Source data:
========================================================================
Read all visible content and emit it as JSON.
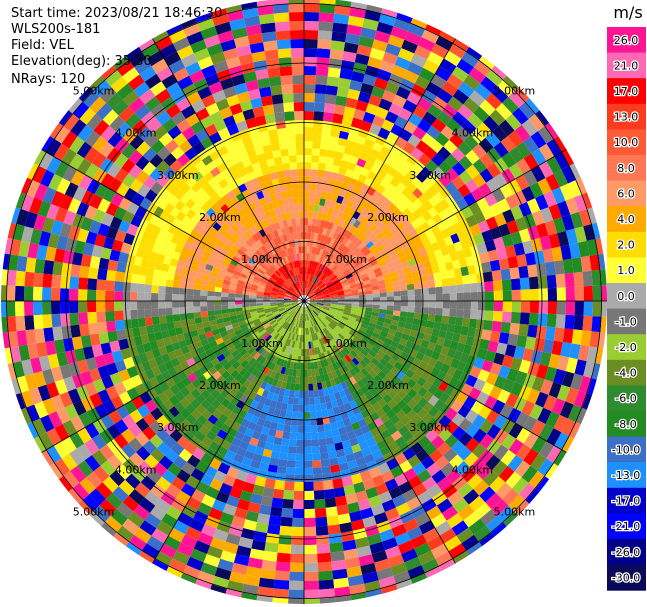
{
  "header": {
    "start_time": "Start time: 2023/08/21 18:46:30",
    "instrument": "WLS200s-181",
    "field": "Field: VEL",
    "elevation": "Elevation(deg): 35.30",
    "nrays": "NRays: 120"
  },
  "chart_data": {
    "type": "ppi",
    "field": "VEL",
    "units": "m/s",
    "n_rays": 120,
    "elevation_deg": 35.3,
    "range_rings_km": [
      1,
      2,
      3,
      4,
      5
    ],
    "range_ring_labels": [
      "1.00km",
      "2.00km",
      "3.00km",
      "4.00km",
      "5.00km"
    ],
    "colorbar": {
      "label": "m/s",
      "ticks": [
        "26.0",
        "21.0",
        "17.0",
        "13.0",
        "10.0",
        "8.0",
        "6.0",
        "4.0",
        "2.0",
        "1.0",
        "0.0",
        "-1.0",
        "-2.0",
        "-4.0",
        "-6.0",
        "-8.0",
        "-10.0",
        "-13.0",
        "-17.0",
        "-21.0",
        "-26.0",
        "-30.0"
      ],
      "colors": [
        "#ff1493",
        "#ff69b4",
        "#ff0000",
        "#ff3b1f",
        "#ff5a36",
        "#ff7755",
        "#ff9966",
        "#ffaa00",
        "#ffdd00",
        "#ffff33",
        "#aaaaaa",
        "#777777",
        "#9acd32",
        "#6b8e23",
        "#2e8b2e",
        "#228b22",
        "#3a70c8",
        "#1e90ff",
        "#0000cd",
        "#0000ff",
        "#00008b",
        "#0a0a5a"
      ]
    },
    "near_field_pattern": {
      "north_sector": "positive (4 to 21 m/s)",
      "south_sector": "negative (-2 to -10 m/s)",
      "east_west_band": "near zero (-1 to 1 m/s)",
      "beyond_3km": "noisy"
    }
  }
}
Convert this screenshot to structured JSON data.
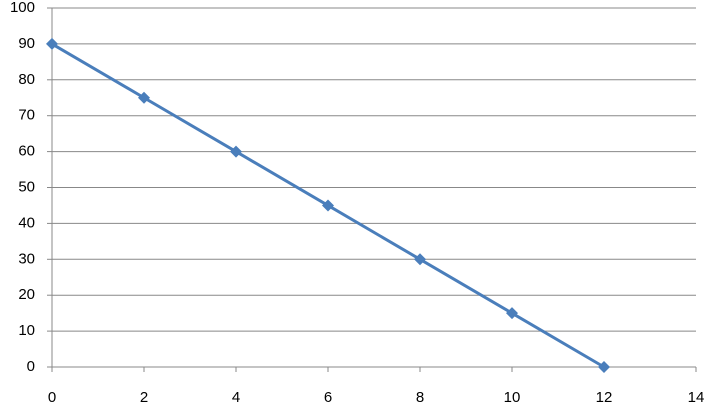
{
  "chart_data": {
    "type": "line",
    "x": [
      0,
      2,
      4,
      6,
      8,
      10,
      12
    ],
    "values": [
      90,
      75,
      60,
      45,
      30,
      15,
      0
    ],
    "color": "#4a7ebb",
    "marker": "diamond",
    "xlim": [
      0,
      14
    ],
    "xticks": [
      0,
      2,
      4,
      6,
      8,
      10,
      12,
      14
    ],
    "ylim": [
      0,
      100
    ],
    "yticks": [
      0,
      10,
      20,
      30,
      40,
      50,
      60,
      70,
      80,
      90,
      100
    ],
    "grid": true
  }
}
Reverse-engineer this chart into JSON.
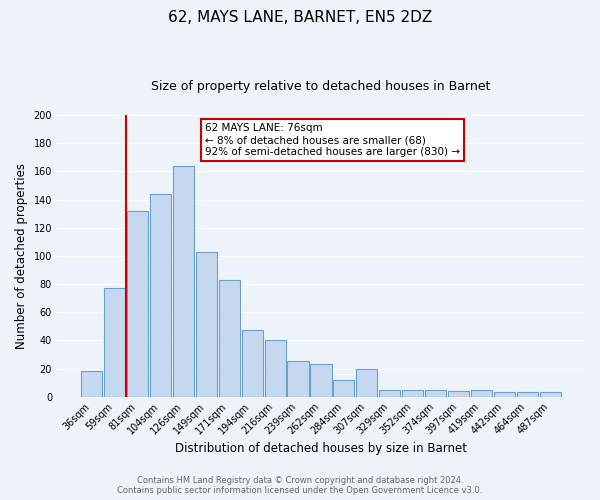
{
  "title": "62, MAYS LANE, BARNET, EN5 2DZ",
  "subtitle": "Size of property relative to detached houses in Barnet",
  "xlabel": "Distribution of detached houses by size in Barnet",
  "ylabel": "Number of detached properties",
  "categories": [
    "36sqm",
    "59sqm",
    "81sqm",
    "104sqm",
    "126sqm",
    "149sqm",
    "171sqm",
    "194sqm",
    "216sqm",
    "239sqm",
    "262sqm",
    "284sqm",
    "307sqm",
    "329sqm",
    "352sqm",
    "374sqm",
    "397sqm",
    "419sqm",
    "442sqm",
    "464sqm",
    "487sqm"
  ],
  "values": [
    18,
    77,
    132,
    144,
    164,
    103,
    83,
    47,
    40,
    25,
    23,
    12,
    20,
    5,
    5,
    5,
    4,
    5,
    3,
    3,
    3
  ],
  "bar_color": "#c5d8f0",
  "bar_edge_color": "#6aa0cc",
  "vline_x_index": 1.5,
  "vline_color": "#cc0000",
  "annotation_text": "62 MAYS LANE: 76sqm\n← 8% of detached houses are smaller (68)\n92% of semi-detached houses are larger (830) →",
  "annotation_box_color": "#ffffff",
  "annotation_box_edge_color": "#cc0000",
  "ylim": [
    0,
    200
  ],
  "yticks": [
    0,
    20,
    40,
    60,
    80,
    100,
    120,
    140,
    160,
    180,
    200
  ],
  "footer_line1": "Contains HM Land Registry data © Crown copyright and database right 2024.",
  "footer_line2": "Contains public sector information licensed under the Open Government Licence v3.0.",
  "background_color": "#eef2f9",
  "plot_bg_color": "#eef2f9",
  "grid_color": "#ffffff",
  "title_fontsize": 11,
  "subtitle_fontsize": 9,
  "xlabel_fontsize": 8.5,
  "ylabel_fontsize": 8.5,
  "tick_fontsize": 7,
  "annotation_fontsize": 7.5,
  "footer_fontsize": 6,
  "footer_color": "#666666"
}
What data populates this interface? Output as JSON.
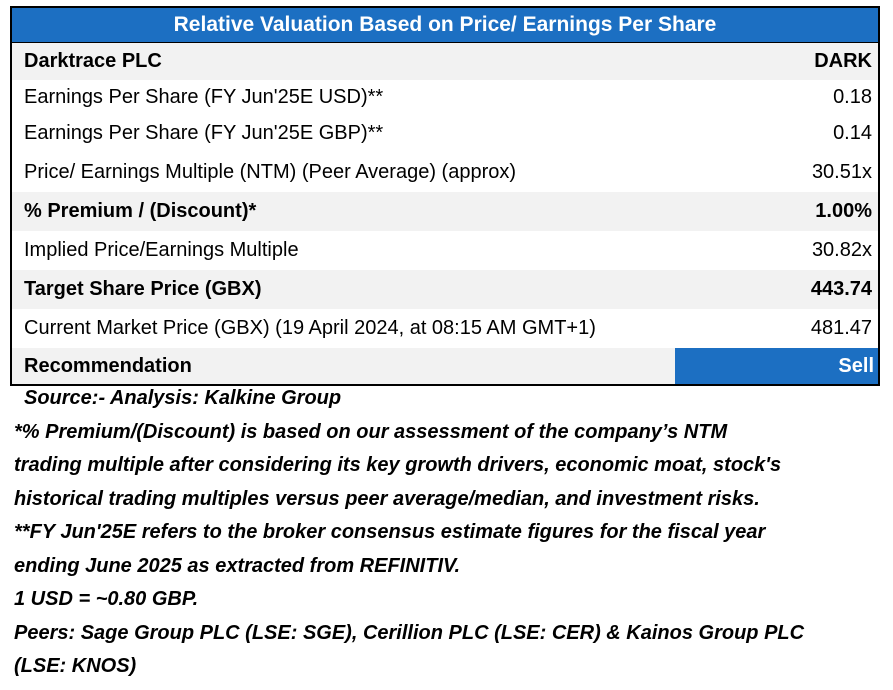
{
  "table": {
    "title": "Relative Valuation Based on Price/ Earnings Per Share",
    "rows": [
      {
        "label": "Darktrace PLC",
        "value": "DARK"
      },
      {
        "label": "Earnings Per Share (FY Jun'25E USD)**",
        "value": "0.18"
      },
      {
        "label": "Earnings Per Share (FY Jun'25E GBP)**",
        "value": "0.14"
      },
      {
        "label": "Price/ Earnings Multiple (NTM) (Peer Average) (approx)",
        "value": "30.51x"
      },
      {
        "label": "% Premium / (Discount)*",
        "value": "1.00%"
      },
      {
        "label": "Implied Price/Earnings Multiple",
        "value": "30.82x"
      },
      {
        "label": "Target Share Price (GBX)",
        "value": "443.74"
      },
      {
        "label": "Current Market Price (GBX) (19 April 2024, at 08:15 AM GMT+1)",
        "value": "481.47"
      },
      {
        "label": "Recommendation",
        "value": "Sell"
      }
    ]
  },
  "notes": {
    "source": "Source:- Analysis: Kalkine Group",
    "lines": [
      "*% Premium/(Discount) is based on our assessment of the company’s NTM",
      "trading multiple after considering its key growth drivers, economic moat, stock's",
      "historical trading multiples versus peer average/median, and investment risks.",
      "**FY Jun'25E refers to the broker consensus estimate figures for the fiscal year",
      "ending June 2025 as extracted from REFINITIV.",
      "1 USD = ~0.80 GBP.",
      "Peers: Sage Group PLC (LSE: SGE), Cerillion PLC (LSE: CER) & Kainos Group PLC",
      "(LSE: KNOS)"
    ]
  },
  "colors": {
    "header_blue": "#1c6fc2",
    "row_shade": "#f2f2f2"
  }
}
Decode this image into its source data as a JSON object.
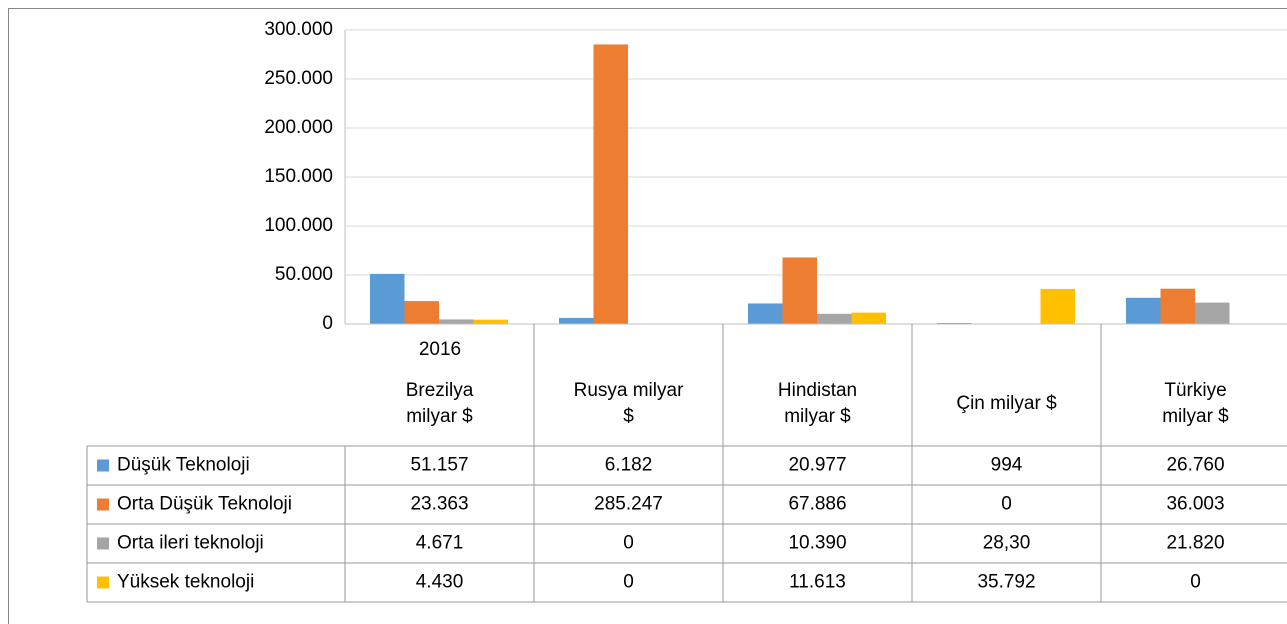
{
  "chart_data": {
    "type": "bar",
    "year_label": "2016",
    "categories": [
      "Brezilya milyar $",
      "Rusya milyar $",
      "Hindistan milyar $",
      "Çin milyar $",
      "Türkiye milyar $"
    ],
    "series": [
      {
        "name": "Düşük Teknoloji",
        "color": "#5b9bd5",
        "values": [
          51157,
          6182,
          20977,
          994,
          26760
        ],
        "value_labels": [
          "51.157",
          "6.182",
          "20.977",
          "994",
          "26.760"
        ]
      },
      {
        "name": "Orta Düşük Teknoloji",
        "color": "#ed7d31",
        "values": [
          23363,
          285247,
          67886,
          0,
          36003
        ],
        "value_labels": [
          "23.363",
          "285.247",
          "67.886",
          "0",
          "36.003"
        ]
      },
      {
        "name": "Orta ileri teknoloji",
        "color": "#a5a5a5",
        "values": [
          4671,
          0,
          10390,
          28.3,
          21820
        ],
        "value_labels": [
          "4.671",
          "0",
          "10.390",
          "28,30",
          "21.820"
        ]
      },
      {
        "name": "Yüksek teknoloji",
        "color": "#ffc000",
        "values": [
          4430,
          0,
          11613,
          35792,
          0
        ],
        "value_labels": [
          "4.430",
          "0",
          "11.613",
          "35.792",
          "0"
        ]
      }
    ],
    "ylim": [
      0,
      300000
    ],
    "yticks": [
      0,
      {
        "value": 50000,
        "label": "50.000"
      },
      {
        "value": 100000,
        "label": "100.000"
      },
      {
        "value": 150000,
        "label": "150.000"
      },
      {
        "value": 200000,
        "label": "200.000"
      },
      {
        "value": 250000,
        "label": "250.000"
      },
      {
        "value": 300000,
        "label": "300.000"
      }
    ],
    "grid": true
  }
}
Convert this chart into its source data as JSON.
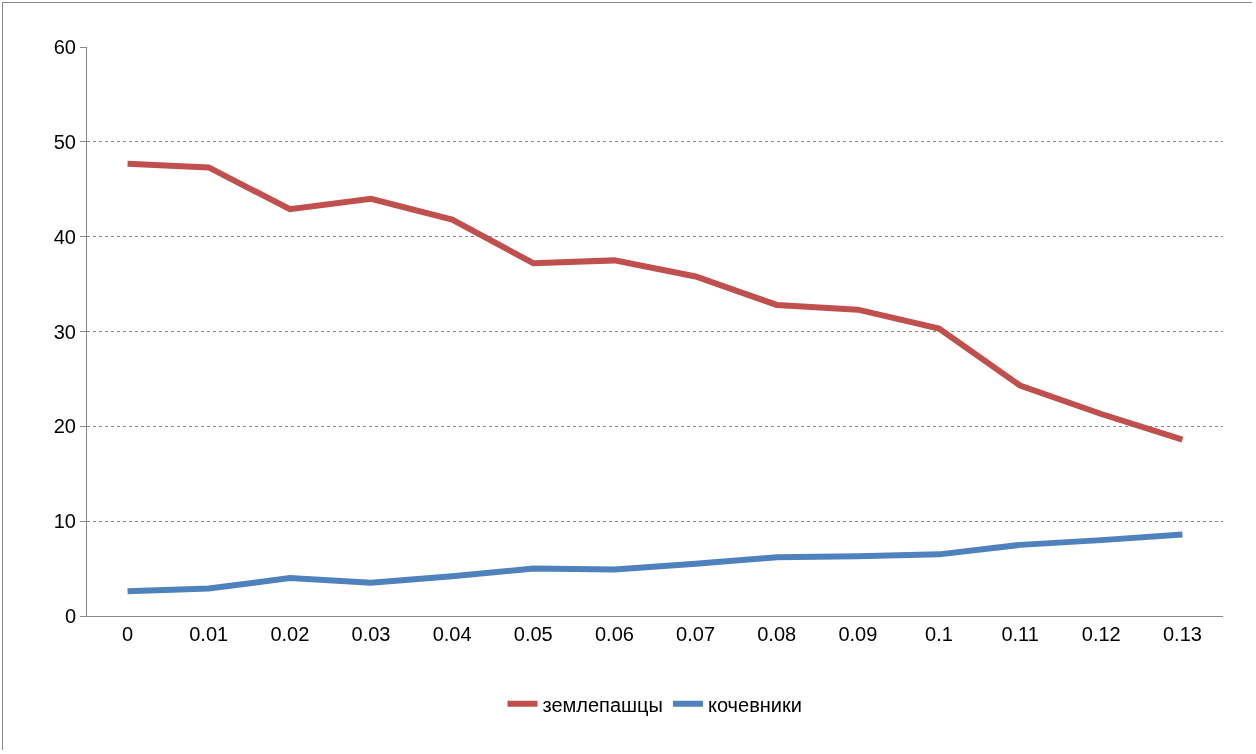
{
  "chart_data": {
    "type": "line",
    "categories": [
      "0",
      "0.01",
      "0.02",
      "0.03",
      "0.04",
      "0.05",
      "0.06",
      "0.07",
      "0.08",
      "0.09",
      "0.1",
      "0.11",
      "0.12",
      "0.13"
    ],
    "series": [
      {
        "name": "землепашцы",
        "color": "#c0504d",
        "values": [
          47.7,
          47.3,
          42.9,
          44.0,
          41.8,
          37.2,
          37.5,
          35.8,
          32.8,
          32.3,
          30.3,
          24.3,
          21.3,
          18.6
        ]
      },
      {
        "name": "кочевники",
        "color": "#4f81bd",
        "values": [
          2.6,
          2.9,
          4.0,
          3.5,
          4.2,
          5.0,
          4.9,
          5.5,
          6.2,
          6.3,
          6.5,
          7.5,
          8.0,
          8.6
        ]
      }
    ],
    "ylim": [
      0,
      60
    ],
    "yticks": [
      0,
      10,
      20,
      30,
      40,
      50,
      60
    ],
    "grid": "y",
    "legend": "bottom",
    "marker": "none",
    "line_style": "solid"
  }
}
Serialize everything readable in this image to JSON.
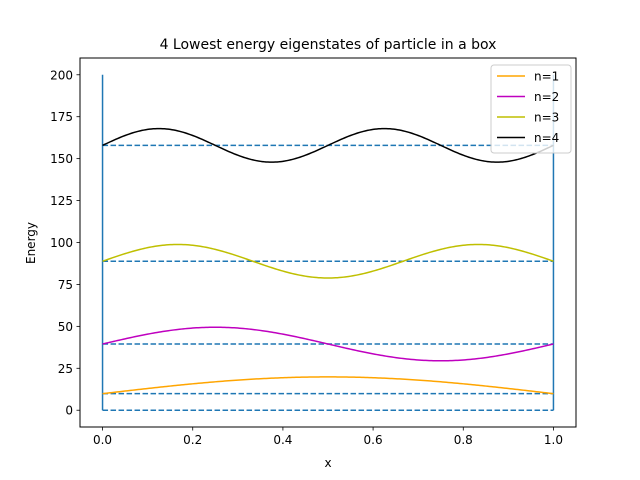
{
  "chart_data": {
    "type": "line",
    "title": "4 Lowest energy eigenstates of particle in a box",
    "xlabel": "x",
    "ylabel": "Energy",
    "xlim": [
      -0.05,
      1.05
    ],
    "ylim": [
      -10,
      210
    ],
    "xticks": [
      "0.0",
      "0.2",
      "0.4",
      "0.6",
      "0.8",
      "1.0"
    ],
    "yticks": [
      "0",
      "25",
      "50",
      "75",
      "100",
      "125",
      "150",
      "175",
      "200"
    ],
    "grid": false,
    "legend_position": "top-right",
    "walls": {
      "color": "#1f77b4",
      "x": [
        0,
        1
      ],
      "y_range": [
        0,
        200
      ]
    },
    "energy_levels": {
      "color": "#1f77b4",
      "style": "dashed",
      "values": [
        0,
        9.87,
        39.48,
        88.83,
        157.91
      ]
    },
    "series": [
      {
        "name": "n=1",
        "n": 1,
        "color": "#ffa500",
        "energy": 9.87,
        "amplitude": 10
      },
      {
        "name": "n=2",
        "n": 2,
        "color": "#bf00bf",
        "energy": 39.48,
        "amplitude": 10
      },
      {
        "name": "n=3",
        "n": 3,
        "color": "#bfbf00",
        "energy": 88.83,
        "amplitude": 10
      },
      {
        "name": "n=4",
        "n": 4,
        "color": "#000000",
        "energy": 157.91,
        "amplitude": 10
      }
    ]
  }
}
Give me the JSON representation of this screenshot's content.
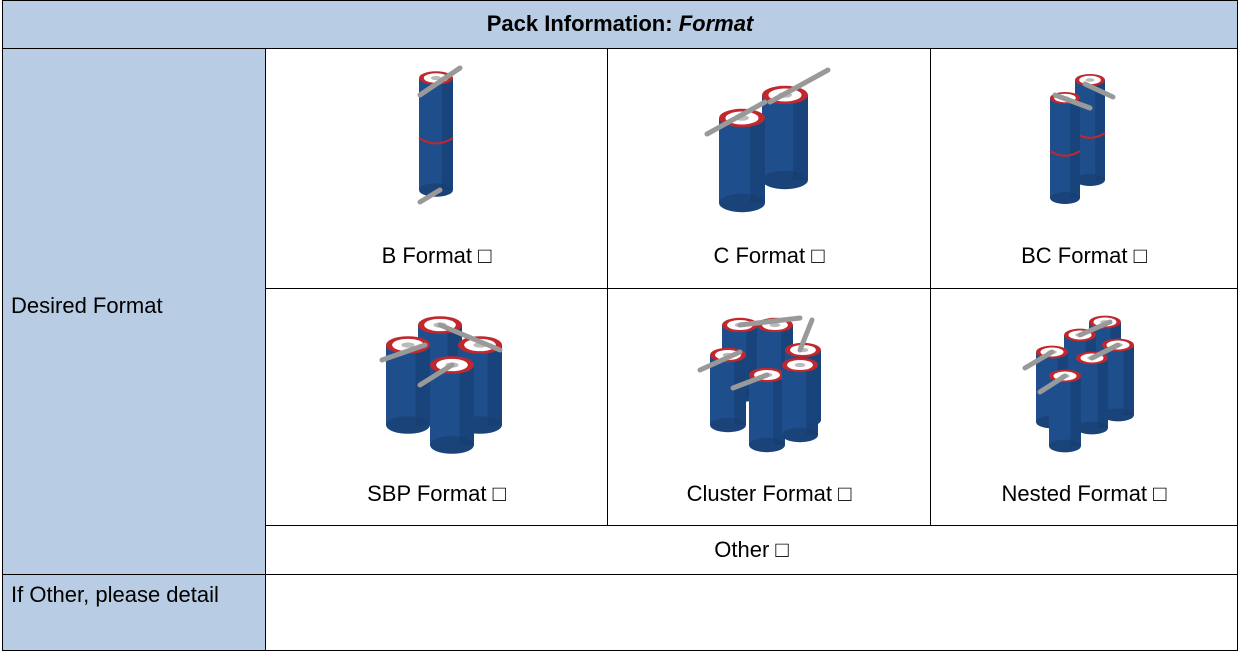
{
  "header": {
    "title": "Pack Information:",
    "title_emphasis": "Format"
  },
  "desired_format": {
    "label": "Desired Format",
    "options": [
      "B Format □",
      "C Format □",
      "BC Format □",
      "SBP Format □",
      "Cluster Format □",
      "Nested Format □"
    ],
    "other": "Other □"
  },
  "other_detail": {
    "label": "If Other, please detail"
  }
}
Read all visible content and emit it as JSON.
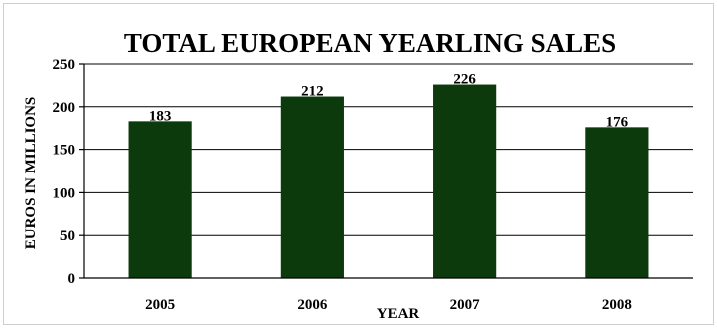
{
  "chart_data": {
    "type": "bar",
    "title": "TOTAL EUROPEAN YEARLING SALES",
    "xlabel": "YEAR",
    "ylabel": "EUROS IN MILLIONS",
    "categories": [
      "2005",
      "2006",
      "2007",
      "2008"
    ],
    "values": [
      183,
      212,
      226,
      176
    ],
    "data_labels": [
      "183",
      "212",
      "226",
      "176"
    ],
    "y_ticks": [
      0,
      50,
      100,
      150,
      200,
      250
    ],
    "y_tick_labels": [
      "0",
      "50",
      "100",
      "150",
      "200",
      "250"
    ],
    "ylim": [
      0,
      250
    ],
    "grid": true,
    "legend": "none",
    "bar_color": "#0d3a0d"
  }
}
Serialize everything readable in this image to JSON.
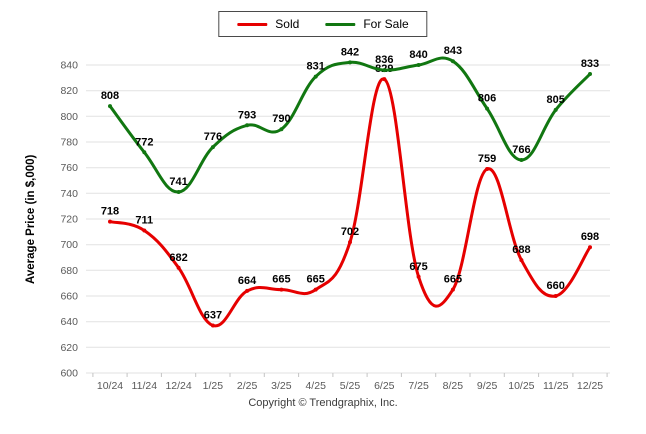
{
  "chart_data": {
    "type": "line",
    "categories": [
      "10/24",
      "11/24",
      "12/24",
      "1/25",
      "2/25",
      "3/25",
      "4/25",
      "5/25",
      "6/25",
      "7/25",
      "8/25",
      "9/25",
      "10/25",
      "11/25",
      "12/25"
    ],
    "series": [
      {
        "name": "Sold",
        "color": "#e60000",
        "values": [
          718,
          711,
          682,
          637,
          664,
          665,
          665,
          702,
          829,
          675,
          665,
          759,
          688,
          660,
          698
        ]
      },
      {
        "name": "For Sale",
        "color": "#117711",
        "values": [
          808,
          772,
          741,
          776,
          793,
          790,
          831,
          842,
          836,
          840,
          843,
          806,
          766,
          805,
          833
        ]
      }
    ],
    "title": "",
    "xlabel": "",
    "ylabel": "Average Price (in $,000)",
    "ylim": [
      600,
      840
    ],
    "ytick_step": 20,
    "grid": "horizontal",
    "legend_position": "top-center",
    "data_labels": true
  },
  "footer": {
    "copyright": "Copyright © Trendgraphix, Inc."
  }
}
========================================================================
▶ _Goal_
In the listing above, locate each line with "this" and copy it.

▶ _Response to the task_
Convert this screenshot to structured JSON data.
Reverse-engineer this chart into JSON.
What data populates this interface? Output as JSON.
Decode this image into its source data as a JSON object.
Convert this chart into its source data as JSON.
Serialize everything readable in this image to JSON.
Give me the JSON representation of this screenshot's content.
Serialize everything readable in this image to JSON.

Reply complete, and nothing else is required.